/---

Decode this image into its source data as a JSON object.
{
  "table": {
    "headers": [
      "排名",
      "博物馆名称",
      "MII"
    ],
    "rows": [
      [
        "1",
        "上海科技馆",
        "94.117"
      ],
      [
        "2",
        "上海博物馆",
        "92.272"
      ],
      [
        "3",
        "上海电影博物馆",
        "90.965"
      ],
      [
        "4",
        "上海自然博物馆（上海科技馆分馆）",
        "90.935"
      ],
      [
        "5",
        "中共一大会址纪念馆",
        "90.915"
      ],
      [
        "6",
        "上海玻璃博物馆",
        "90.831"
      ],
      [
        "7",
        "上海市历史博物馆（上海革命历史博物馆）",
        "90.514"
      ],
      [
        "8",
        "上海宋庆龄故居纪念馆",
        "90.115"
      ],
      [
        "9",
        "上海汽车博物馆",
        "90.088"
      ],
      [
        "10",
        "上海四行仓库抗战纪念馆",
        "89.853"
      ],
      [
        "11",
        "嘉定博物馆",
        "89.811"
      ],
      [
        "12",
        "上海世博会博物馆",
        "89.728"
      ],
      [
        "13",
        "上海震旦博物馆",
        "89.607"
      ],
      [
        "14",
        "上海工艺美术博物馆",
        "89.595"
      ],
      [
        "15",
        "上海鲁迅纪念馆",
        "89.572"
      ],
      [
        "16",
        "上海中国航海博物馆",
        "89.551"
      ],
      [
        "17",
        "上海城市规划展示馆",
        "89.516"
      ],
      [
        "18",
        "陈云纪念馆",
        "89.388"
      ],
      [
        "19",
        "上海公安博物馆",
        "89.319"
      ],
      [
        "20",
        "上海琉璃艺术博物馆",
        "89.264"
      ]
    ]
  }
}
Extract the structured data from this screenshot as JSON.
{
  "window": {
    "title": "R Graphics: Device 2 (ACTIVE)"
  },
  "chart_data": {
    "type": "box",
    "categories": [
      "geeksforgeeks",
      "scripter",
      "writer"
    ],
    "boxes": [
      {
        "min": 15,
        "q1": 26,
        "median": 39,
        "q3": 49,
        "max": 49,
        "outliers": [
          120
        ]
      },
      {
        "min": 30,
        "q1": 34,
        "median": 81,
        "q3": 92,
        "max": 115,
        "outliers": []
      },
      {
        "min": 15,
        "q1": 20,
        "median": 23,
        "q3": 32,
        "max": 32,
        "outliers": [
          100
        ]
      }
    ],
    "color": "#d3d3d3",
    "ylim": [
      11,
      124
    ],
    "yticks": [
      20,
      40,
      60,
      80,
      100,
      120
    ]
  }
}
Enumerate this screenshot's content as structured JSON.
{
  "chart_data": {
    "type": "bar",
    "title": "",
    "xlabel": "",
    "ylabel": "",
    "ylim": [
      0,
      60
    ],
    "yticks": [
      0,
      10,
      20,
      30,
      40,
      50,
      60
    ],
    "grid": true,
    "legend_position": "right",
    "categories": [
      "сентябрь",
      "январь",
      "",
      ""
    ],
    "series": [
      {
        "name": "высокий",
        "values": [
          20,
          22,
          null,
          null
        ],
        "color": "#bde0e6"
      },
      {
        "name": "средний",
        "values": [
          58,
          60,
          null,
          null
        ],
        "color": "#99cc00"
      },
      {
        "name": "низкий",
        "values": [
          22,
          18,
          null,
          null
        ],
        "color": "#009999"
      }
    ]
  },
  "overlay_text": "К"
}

\---

Objective
Each record must be returned exactly as it is written.

Task response
Decode this image into its source data as a JSON object.
{
  "table": {
    "headers": [
      "排名",
      "博物馆名称",
      "MII"
    ],
    "rows": [
      [
        "1",
        "上海科技馆",
        "94.117"
      ],
      [
        "2",
        "上海博物馆",
        "92.272"
      ],
      [
        "3",
        "上海电影博物馆",
        "90.965"
      ],
      [
        "4",
        "上海自然博物馆（上海科技馆分馆）",
        "90.935"
      ],
      [
        "5",
        "中共一大会址纪念馆",
        "90.915"
      ],
      [
        "6",
        "上海玻璃博物馆",
        "90.831"
      ],
      [
        "7",
        "上海市历史博物馆（上海革命历史博物馆）",
        "90.514"
      ],
      [
        "8",
        "上海宋庆龄故居纪念馆",
        "90.115"
      ],
      [
        "9",
        "上海汽车博物馆",
        "90.088"
      ],
      [
        "10",
        "上海四行仓库抗战纪念馆",
        "89.853"
      ],
      [
        "11",
        "嘉定博物馆",
        "89.811"
      ],
      [
        "12",
        "上海世博会博物馆",
        "89.728"
      ],
      [
        "13",
        "上海震旦博物馆",
        "89.607"
      ],
      [
        "14",
        "上海工艺美术博物馆",
        "89.595"
      ],
      [
        "15",
        "上海鲁迅纪念馆",
        "89.572"
      ],
      [
        "16",
        "上海中国航海博物馆",
        "89.551"
      ],
      [
        "17",
        "上海城市规划展示馆",
        "89.516"
      ],
      [
        "18",
        "陈云纪念馆",
        "89.388"
      ],
      [
        "19",
        "上海公安博物馆",
        "89.319"
      ],
      [
        "20",
        "上海琉璃艺术博物馆",
        "89.264"
      ]
    ]
  }
}
Extract the structured data from this screenshot as JSON.
{
  "window": {
    "title": "R Graphics: Device 2 (ACTIVE)"
  },
  "chart_data": {
    "type": "box",
    "categories": [
      "geeksforgeeks",
      "scripter",
      "writer"
    ],
    "boxes": [
      {
        "min": 15,
        "q1": 26,
        "median": 39,
        "q3": 49,
        "max": 49,
        "outliers": [
          120
        ]
      },
      {
        "min": 30,
        "q1": 34,
        "median": 81,
        "q3": 92,
        "max": 115,
        "outliers": []
      },
      {
        "min": 15,
        "q1": 20,
        "median": 23,
        "q3": 32,
        "max": 32,
        "outliers": [
          100
        ]
      }
    ],
    "color": "#d3d3d3",
    "ylim": [
      11,
      124
    ],
    "yticks": [
      20,
      40,
      60,
      80,
      100,
      120
    ]
  }
}
Enumerate this screenshot's content as structured JSON.
{
  "chart_data": {
    "type": "bar",
    "title": "",
    "xlabel": "",
    "ylabel": "",
    "ylim": [
      0,
      60
    ],
    "yticks": [
      0,
      10,
      20,
      30,
      40,
      50,
      60
    ],
    "grid": true,
    "legend_position": "right",
    "categories": [
      "сентябрь",
      "январь",
      "",
      ""
    ],
    "series": [
      {
        "name": "высокий",
        "values": [
          20,
          22,
          null,
          null
        ],
        "color": "#bde0e6"
      },
      {
        "name": "средний",
        "values": [
          58,
          60,
          null,
          null
        ],
        "color": "#99cc00"
      },
      {
        "name": "низкий",
        "values": [
          22,
          18,
          null,
          null
        ],
        "color": "#009999"
      }
    ]
  },
  "overlay_text": "К"
}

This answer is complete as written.